● WORK TO DO:
Copy each line of the listing below exactly.
----
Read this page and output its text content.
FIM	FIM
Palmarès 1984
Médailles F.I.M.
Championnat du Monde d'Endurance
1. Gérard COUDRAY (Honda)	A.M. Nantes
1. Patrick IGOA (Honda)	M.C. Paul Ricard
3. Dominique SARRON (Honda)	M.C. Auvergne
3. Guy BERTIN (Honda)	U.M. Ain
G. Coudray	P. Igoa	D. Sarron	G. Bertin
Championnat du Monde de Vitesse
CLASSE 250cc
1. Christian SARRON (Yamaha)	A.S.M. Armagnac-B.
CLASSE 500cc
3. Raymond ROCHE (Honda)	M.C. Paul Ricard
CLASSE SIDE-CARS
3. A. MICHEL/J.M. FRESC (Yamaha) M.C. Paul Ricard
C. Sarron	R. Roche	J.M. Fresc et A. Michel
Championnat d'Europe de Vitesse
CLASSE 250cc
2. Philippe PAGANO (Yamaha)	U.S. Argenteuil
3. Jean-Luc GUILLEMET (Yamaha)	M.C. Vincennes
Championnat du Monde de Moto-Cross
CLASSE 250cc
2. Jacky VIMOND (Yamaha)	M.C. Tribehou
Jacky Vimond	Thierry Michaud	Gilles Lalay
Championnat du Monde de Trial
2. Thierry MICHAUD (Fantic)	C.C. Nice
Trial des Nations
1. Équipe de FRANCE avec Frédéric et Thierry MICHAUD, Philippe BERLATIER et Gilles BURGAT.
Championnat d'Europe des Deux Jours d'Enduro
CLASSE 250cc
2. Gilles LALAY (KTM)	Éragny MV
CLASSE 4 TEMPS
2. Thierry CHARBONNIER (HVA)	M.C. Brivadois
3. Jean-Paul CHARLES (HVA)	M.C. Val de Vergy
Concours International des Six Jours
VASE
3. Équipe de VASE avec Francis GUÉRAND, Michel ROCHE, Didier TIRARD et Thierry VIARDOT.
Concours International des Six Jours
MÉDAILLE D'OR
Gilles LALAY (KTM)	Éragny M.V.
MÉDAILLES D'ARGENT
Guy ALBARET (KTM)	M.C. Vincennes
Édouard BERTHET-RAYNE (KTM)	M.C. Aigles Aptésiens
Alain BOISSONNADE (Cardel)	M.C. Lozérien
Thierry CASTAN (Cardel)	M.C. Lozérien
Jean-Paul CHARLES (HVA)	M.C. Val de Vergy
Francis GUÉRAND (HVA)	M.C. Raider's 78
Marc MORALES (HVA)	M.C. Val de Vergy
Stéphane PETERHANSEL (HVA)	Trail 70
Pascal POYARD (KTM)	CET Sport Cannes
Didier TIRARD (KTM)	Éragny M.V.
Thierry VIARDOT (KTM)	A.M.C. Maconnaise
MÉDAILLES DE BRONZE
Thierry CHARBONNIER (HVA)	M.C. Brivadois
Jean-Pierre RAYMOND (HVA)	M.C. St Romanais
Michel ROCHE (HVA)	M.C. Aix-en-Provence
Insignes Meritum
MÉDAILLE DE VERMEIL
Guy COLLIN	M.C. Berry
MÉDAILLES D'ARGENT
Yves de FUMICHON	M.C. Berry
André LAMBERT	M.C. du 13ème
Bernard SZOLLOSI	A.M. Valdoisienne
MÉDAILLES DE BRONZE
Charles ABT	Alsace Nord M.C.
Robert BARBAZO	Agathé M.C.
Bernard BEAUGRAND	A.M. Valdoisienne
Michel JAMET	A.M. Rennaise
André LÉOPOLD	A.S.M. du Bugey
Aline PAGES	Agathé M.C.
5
----
● RESPONSE TO THE TASK:
Read this page and output its text content.
FIM	FIM
Palmarès 1984
Médailles F.I.M.
Championnat du Monde d'Endurance
1. Gérard COUDRAY (Honda)	A.M. Nantes
1. Patrick IGOA (Honda)	M.C. Paul Ricard
3. Dominique SARRON (Honda)	M.C. Auvergne
3. Guy BERTIN (Honda)	U.M. Ain
G. Coudray	P. Igoa	D. Sarron	G. Bertin
Championnat du Monde de Vitesse
CLASSE 250cc
1. Christian SARRON (Yamaha)	A.S.M. Armagnac-B.
CLASSE 500cc
3. Raymond ROCHE (Honda)	M.C. Paul Ricard
CLASSE SIDE-CARS
3. A. MICHEL/J.M. FRESC (Yamaha) M.C. Paul Ricard
C. Sarron	R. Roche	J.M. Fresc et A. Michel
Championnat d'Europe de Vitesse
CLASSE 250cc
2. Philippe PAGANO (Yamaha)	U.S. Argenteuil
3. Jean-Luc GUILLEMET (Yamaha)	M.C. Vincennes
Championnat du Monde de Moto-Cross
CLASSE 250cc
2. Jacky VIMOND (Yamaha)	M.C. Tribehou
Jacky Vimond	Thierry Michaud	Gilles Lalay
Championnat du Monde de Trial
2. Thierry MICHAUD (Fantic)	C.C. Nice
Trial des Nations
1. Équipe de FRANCE avec Frédéric et Thierry MICHAUD, Philippe BERLATIER et Gilles BURGAT.
Championnat d'Europe des Deux Jours d'Enduro
CLASSE 250cc
2. Gilles LALAY (KTM)	Éragny MV
CLASSE 4 TEMPS
2. Thierry CHARBONNIER (HVA)	M.C. Brivadois
3. Jean-Paul CHARLES (HVA)	M.C. Val de Vergy
Concours International des Six Jours
VASE
3. Équipe de VASE avec Francis GUÉRAND, Michel ROCHE, Didier TIRARD et Thierry VIARDOT.
Concours International des Six Jours
MÉDAILLE D'OR
Gilles LALAY (KTM)	Éragny M.V.
MÉDAILLES D'ARGENT
Guy ALBARET (KTM)	M.C. Vincennes
Édouard BERTHET-RAYNE (KTM)	M.C. Aigles Aptésiens
Alain BOISSONNADE (Cardel)	M.C. Lozérien
Thierry CASTAN (Cardel)	M.C. Lozérien
Jean-Paul CHARLES (HVA)	M.C. Val de Vergy
Francis GUÉRAND (HVA)	M.C. Raider's 78
Marc MORALES (HVA)	M.C. Val de Vergy
Stéphane PETERHANSEL (HVA)	Trail 70
Pascal POYARD (KTM)	CET Sport Cannes
Didier TIRARD (KTM)	Éragny M.V.
Thierry VIARDOT (KTM)	A.M.C. Maconnaise
MÉDAILLES DE BRONZE
Thierry CHARBONNIER (HVA)	M.C. Brivadois
Jean-Pierre RAYMOND (HVA)	M.C. St Romanais
Michel ROCHE (HVA)	M.C. Aix-en-Provence
Insignes Meritum
MÉDAILLE DE VERMEIL
Guy COLLIN	M.C. Berry
MÉDAILLES D'ARGENT
Yves de FUMICHON	M.C. Berry
André LAMBERT	M.C. du 13ème
Bernard SZOLLOSI	A.M. Valdoisienne
MÉDAILLES DE BRONZE
Charles ABT	Alsace Nord M.C.
Robert BARBAZO	Agathé M.C.
Bernard BEAUGRAND	A.M. Valdoisienne
Michel JAMET	A.M. Rennaise
André LÉOPOLD	A.S.M. du Bugey
Aline PAGES	Agathé M.C.
5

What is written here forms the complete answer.